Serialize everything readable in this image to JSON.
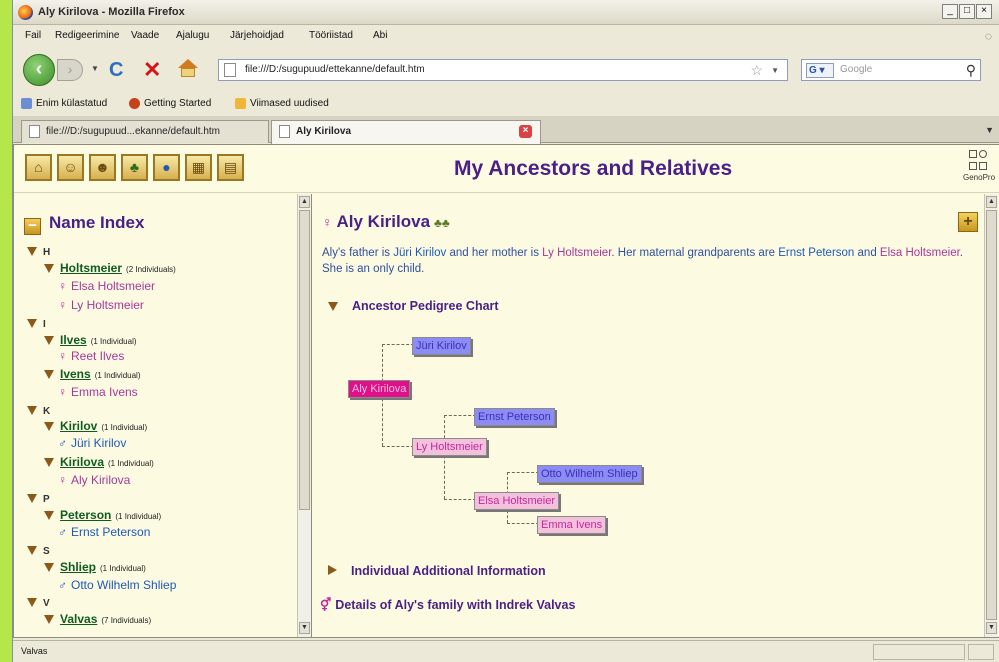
{
  "window": {
    "title": "Aly Kirilova - Mozilla Firefox",
    "min": "_",
    "max": "□",
    "close": "×"
  },
  "menu": [
    "Fail",
    "Redigeerimine",
    "Vaade",
    "Ajalugu",
    "Järjehoidjad",
    "Tööriistad",
    "Abi"
  ],
  "nav": {
    "url": "file:///D:/sugupuud/ettekanne/default.htm",
    "search_engine": "G",
    "search_placeholder": "Google"
  },
  "bookmarks": [
    "Enim külastatud",
    "Getting Started",
    "Viimased uudised"
  ],
  "tabs": [
    {
      "label": "file:///D:/sugupuud...ekanne/default.htm"
    },
    {
      "label": "Aly Kirilova"
    }
  ],
  "site": {
    "title": "My Ancestors and Relatives",
    "logo_text": "GenoPro"
  },
  "name_index": {
    "heading": "Name Index",
    "rows": [
      {
        "kind": "letter",
        "text": "H"
      },
      {
        "kind": "surname",
        "text": "Holtsmeier",
        "count": "(2 Individuals)"
      },
      {
        "kind": "female",
        "text": "Elsa Holtsmeier"
      },
      {
        "kind": "female",
        "text": "Ly Holtsmeier"
      },
      {
        "kind": "letter",
        "text": "I"
      },
      {
        "kind": "surname",
        "text": "Ilves",
        "count": "(1 Individual)"
      },
      {
        "kind": "female",
        "text": "Reet Ilves"
      },
      {
        "kind": "surname",
        "text": "Ivens",
        "count": "(1 Individual)"
      },
      {
        "kind": "female",
        "text": "Emma Ivens"
      },
      {
        "kind": "letter",
        "text": "K"
      },
      {
        "kind": "surname",
        "text": "Kirilov",
        "count": "(1 Individual)"
      },
      {
        "kind": "male",
        "text": "Jüri Kirilov"
      },
      {
        "kind": "surname",
        "text": "Kirilova",
        "count": "(1 Individual)"
      },
      {
        "kind": "female",
        "text": "Aly Kirilova"
      },
      {
        "kind": "letter",
        "text": "P"
      },
      {
        "kind": "surname",
        "text": "Peterson",
        "count": "(1 Individual)"
      },
      {
        "kind": "male",
        "text": "Ernst Peterson"
      },
      {
        "kind": "letter",
        "text": "S"
      },
      {
        "kind": "surname",
        "text": "Shliep",
        "count": "(1 Individual)"
      },
      {
        "kind": "male",
        "text": "Otto Wilhelm Shliep"
      },
      {
        "kind": "letter",
        "text": "V"
      },
      {
        "kind": "surname",
        "text": "Valvas",
        "count": "(7 Individuals)"
      }
    ]
  },
  "person": {
    "name": "Aly Kirilova",
    "bio": {
      "p1": "Aly's father is ",
      "father": "Jüri Kirilov",
      "p2": " and her mother is ",
      "mother": "Ly Holtsmeier",
      "p3": ".  Her maternal grandparents are ",
      "gf": "Ernst Peterson",
      "p4": " and ",
      "gm": "Elsa Holtsmeier",
      "p5": ".  She is an only child."
    },
    "sections": {
      "pedigree": "Ancestor Pedigree Chart",
      "additional": "Individual Additional Information",
      "family": "Details of Aly's family with Indrek Valvas"
    },
    "pedigree": {
      "self": "Aly Kirilova",
      "father": "Jüri Kirilov",
      "mother": "Ly Holtsmeier",
      "mgf": "Ernst Peterson",
      "mgm": "Elsa Holtsmeier",
      "mggf": "Otto Wilhelm Shliep",
      "mggm": "Emma Ivens"
    }
  },
  "status": "Valvas"
}
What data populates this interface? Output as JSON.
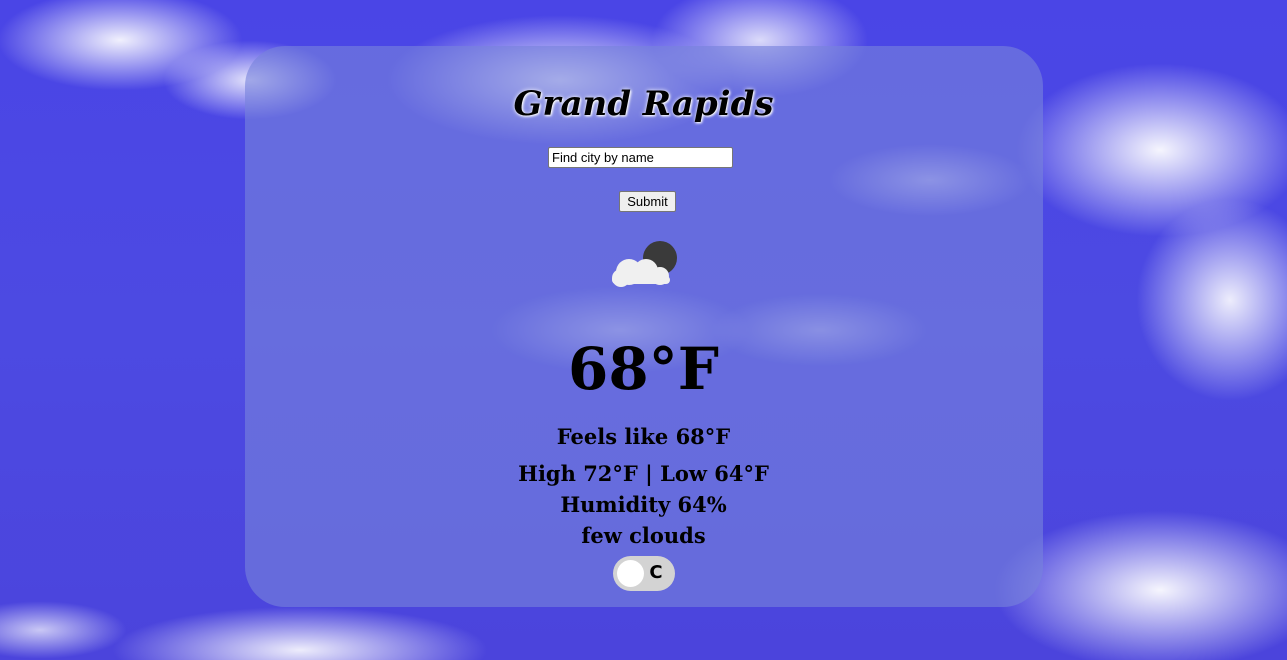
{
  "location": {
    "city": "Grand Rapids"
  },
  "search": {
    "placeholder": "Find city by name",
    "value": "",
    "submit_label": "Submit"
  },
  "weather": {
    "icon": "few-clouds-night-icon",
    "temperature": "68°F",
    "feels_like": "Feels like 68°F",
    "high_low": "High 72°F | Low 64°F",
    "humidity": "Humidity 64%",
    "description": "few clouds"
  },
  "unit_toggle": {
    "label": "C",
    "checked": false
  },
  "colors": {
    "sky": "#4a45e0",
    "card": "#7882dc",
    "toggle_track": "#d3d3d3",
    "moon": "#3a3a3a",
    "cloud": "#f0f0f0"
  }
}
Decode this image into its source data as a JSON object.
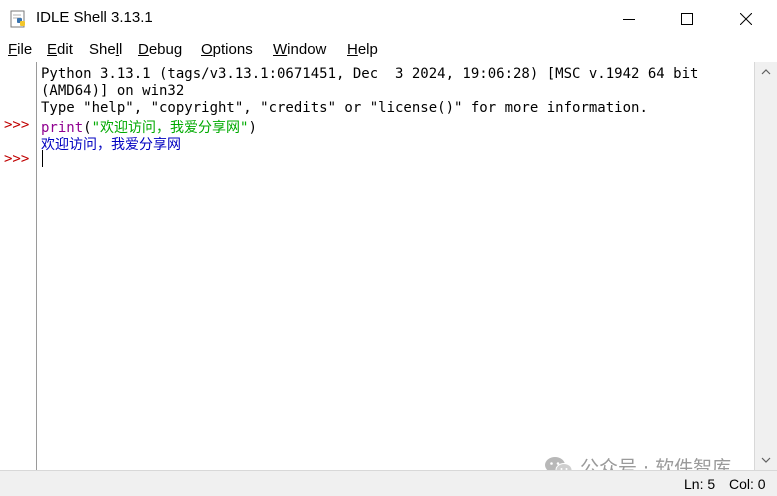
{
  "window": {
    "title": "IDLE Shell 3.13.1",
    "icons": {
      "app": "python-idle-icon",
      "minimize": "minimize-icon",
      "maximize": "maximize-icon",
      "close": "close-icon"
    }
  },
  "menu": {
    "items": [
      {
        "mnemonic": "F",
        "rest": "ile"
      },
      {
        "mnemonic": "E",
        "rest": "dit"
      },
      {
        "pre": "She",
        "mnemonic": "l",
        "rest": "l"
      },
      {
        "mnemonic": "D",
        "rest": "ebug"
      },
      {
        "mnemonic": "O",
        "rest": "ptions"
      },
      {
        "mnemonic": "W",
        "rest": "indow"
      },
      {
        "mnemonic": "H",
        "rest": "elp"
      }
    ]
  },
  "shell": {
    "lines": [
      "Python 3.13.1 (tags/v3.13.1:0671451, Dec  3 2024, 19:06:28) [MSC v.1942 64 bit",
      "(AMD64)] on win32",
      "Type \"help\", \"copyright\", \"credits\" or \"license()\" for more information."
    ],
    "prompt": ">>>",
    "input_func": "print",
    "input_open": "(",
    "input_string": "\"欢迎访问，我爱分享网\"",
    "input_close": ")",
    "output": "欢迎访问，我爱分享网"
  },
  "status": {
    "line": "Ln: 5",
    "col": "Col: 0"
  },
  "watermark": {
    "text": "公众号 · 软件智库",
    "icon": "wechat-icon"
  },
  "colors": {
    "prompt": "#c00000",
    "builtin": "#900090",
    "string": "#00aa00",
    "output": "#0000c0"
  }
}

= Directions =
Omit every picture, then reproduce the rest of the listing exactly.

= Task solution =
Serialize everything readable in this image to JSON.
{
  "window": {
    "title": "Aly Kirilova - Mozilla Firefox",
    "min": "_",
    "max": "□",
    "close": "×"
  },
  "menu": [
    "Fail",
    "Redigeerimine",
    "Vaade",
    "Ajalugu",
    "Järjehoidjad",
    "Tööriistad",
    "Abi"
  ],
  "nav": {
    "url": "file:///D:/sugupuud/ettekanne/default.htm",
    "search_engine": "G",
    "search_placeholder": "Google"
  },
  "bookmarks": [
    "Enim külastatud",
    "Getting Started",
    "Viimased uudised"
  ],
  "tabs": [
    {
      "label": "file:///D:/sugupuud...ekanne/default.htm"
    },
    {
      "label": "Aly Kirilova"
    }
  ],
  "site": {
    "title": "My Ancestors and Relatives",
    "logo_text": "GenoPro"
  },
  "name_index": {
    "heading": "Name Index",
    "rows": [
      {
        "kind": "letter",
        "text": "H"
      },
      {
        "kind": "surname",
        "text": "Holtsmeier",
        "count": "(2 Individuals)"
      },
      {
        "kind": "female",
        "text": "Elsa Holtsmeier"
      },
      {
        "kind": "female",
        "text": "Ly Holtsmeier"
      },
      {
        "kind": "letter",
        "text": "I"
      },
      {
        "kind": "surname",
        "text": "Ilves",
        "count": "(1 Individual)"
      },
      {
        "kind": "female",
        "text": "Reet Ilves"
      },
      {
        "kind": "surname",
        "text": "Ivens",
        "count": "(1 Individual)"
      },
      {
        "kind": "female",
        "text": "Emma Ivens"
      },
      {
        "kind": "letter",
        "text": "K"
      },
      {
        "kind": "surname",
        "text": "Kirilov",
        "count": "(1 Individual)"
      },
      {
        "kind": "male",
        "text": "Jüri Kirilov"
      },
      {
        "kind": "surname",
        "text": "Kirilova",
        "count": "(1 Individual)"
      },
      {
        "kind": "female",
        "text": "Aly Kirilova"
      },
      {
        "kind": "letter",
        "text": "P"
      },
      {
        "kind": "surname",
        "text": "Peterson",
        "count": "(1 Individual)"
      },
      {
        "kind": "male",
        "text": "Ernst Peterson"
      },
      {
        "kind": "letter",
        "text": "S"
      },
      {
        "kind": "surname",
        "text": "Shliep",
        "count": "(1 Individual)"
      },
      {
        "kind": "male",
        "text": "Otto Wilhelm Shliep"
      },
      {
        "kind": "letter",
        "text": "V"
      },
      {
        "kind": "surname",
        "text": "Valvas",
        "count": "(7 Individuals)"
      }
    ]
  },
  "person": {
    "name": "Aly Kirilova",
    "bio": {
      "p1": "Aly's father is ",
      "father": "Jüri Kirilov",
      "p2": " and her mother is ",
      "mother": "Ly Holtsmeier",
      "p3": ".  Her maternal grandparents are ",
      "gf": "Ernst Peterson",
      "p4": " and ",
      "gm": "Elsa Holtsmeier",
      "p5": ".  She is an only child."
    },
    "sections": {
      "pedigree": "Ancestor Pedigree Chart",
      "additional": "Individual Additional Information",
      "family": "Details of Aly's family with Indrek Valvas"
    },
    "pedigree": {
      "self": "Aly Kirilova",
      "father": "Jüri Kirilov",
      "mother": "Ly Holtsmeier",
      "mgf": "Ernst Peterson",
      "mgm": "Elsa Holtsmeier",
      "mggf": "Otto Wilhelm Shliep",
      "mggm": "Emma Ivens"
    }
  },
  "status": "Valvas"
}
What data populates this interface? Output as JSON.
{
  "location": {
    "city": "Grand Rapids"
  },
  "search": {
    "placeholder": "Find city by name",
    "value": "",
    "submit_label": "Submit"
  },
  "weather": {
    "icon": "few-clouds-night-icon",
    "temperature": "68°F",
    "feels_like": "Feels like 68°F",
    "high_low": "High 72°F | Low 64°F",
    "humidity": "Humidity 64%",
    "description": "few clouds"
  },
  "unit_toggle": {
    "label": "C",
    "checked": false
  },
  "colors": {
    "sky": "#4a45e0",
    "card": "#7882dc",
    "toggle_track": "#d3d3d3",
    "moon": "#3a3a3a",
    "cloud": "#f0f0f0"
  }
}
Decode this image into its source data as a JSON object.
{
  "window": {
    "title": "IDLE Shell 3.13.1",
    "icons": {
      "app": "python-idle-icon",
      "minimize": "minimize-icon",
      "maximize": "maximize-icon",
      "close": "close-icon"
    }
  },
  "menu": {
    "items": [
      {
        "mnemonic": "F",
        "rest": "ile"
      },
      {
        "mnemonic": "E",
        "rest": "dit"
      },
      {
        "pre": "She",
        "mnemonic": "l",
        "rest": "l"
      },
      {
        "mnemonic": "D",
        "rest": "ebug"
      },
      {
        "mnemonic": "O",
        "rest": "ptions"
      },
      {
        "mnemonic": "W",
        "rest": "indow"
      },
      {
        "mnemonic": "H",
        "rest": "elp"
      }
    ]
  },
  "shell": {
    "lines": [
      "Python 3.13.1 (tags/v3.13.1:0671451, Dec  3 2024, 19:06:28) [MSC v.1942 64 bit",
      "(AMD64)] on win32",
      "Type \"help\", \"copyright\", \"credits\" or \"license()\" for more information."
    ],
    "prompt": ">>>",
    "input_func": "print",
    "input_open": "(",
    "input_string": "\"欢迎访问，我爱分享网\"",
    "input_close": ")",
    "output": "欢迎访问，我爱分享网"
  },
  "status": {
    "line": "Ln: 5",
    "col": "Col: 0"
  },
  "watermark": {
    "text": "公众号 · 软件智库",
    "icon": "wechat-icon"
  },
  "colors": {
    "prompt": "#c00000",
    "builtin": "#900090",
    "string": "#00aa00",
    "output": "#0000c0"
  }
}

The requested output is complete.